▶ [DATA IN THIS EXERCISE]:
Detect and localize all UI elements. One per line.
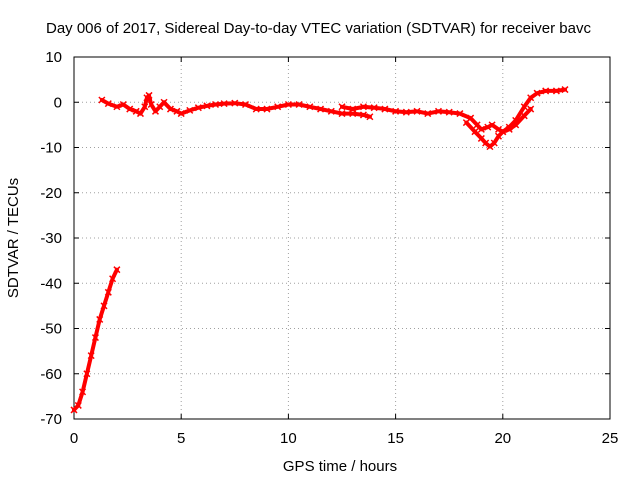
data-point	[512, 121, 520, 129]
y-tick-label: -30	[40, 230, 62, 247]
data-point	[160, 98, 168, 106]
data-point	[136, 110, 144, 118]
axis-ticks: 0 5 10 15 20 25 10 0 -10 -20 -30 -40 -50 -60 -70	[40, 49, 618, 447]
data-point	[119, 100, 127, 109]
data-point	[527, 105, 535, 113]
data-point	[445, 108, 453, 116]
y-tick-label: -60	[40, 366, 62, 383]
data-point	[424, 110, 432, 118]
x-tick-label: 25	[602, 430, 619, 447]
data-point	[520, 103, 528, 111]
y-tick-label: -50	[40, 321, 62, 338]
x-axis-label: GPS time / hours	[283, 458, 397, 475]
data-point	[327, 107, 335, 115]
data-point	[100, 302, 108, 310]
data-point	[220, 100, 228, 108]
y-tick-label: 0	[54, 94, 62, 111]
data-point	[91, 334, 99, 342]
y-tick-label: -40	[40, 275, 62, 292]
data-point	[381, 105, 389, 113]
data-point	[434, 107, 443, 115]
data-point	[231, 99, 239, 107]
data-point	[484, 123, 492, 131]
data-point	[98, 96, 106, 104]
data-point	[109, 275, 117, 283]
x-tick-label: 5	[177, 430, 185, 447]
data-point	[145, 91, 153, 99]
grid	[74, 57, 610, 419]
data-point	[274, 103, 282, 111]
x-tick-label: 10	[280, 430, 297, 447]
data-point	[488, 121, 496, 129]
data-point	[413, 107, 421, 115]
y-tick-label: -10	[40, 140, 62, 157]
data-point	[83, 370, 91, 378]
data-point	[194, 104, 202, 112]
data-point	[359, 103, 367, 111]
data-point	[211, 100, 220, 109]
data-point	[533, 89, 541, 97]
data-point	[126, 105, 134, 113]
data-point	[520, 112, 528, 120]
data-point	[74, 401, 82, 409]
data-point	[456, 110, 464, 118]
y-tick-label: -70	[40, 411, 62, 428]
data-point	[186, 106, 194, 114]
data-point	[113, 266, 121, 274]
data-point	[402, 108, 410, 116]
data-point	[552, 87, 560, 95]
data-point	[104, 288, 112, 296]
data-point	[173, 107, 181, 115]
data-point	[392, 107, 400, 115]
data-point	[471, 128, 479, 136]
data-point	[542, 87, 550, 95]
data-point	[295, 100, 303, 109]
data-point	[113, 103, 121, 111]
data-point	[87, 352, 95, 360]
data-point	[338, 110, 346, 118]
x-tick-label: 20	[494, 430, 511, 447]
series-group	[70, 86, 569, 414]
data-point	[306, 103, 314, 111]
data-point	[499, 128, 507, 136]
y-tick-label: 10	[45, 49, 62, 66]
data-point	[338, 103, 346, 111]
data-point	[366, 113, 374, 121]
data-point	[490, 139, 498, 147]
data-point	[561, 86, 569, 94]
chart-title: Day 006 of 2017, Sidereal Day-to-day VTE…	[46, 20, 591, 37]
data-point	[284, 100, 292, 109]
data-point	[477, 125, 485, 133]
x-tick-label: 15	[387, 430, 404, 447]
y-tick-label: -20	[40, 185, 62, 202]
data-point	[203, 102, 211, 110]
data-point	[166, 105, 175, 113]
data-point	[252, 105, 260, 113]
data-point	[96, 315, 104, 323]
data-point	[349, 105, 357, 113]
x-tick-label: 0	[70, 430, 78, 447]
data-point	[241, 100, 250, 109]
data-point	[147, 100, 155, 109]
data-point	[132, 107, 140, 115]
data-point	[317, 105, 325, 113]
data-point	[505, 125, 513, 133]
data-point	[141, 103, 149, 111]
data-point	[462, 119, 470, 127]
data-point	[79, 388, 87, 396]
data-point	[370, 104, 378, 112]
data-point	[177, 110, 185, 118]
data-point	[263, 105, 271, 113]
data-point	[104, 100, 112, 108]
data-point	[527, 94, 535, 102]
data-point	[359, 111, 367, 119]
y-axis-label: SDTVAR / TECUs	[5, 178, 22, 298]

---

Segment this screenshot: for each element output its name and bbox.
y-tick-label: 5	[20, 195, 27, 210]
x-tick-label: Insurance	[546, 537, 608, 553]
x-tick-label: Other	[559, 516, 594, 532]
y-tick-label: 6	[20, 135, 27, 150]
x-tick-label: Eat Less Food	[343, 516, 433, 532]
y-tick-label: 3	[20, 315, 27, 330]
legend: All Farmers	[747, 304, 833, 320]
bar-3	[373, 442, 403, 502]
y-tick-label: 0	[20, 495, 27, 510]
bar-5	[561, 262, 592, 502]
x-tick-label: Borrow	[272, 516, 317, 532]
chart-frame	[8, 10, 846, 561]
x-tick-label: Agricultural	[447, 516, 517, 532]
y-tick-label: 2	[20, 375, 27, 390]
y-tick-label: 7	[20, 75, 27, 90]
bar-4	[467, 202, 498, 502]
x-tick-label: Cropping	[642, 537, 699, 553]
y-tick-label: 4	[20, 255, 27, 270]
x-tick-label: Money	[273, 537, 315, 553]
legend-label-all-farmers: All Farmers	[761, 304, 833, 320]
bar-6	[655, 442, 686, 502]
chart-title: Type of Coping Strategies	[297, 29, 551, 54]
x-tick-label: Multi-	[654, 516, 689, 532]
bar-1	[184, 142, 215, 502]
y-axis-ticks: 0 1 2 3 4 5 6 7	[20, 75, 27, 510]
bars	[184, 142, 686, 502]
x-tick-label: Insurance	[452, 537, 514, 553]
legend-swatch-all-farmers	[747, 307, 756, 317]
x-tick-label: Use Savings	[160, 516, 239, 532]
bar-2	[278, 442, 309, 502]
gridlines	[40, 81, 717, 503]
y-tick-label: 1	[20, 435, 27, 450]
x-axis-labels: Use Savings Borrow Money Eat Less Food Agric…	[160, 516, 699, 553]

▶ [GIVEN INSTRUCTION]:
Pull out every line of the entries above that contains the string "Borrow", matching case exactly.

▶ [WRITTEN ANSWER]:
x-tick-label: Borrow	[272, 516, 317, 532]
x-axis-labels: Use Savings Borrow Money Eat Less Food Agric…	[160, 516, 699, 553]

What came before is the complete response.